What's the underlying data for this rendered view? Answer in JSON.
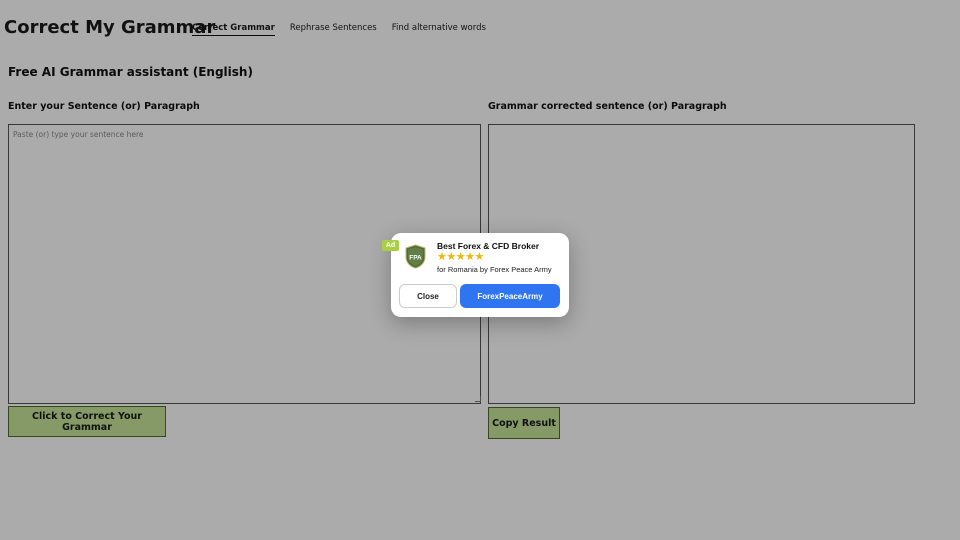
{
  "header": {
    "brand": "Correct My Grammar",
    "nav": [
      {
        "label": "Correct Grammar",
        "active": true
      },
      {
        "label": "Rephrase Sentences",
        "active": false
      },
      {
        "label": "Find alternative words",
        "active": false
      }
    ]
  },
  "main": {
    "title": "Free AI Grammar assistant (English)",
    "input_label": "Enter your Sentence (or) Paragraph",
    "input_placeholder": "Paste (or) type your sentence here",
    "input_value": "",
    "output_label": "Grammar corrected sentence (or) Paragraph",
    "output_value": "",
    "correct_button": "Click to Correct Your Grammar",
    "copy_button": "Copy Result"
  },
  "ad": {
    "badge": "Ad",
    "logo_text": "FPA",
    "title": "Best Forex & CFD Broker",
    "stars": "★★★★★",
    "subtitle": "for Romania by Forex Peace Army",
    "close_label": "Close",
    "cta_label": "ForexPeaceArmy"
  },
  "colors": {
    "button_bg": "#c8e69a",
    "button_border": "#556b2f",
    "ad_badge": "#a8cf45",
    "ad_cta": "#2f74f0",
    "stars": "#f5b400",
    "overlay": "rgba(0,0,0,0.33)"
  }
}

*Task instructions*
Say how many lines of the listing above contain "Paragraph", with no other words.

*Completed task*
2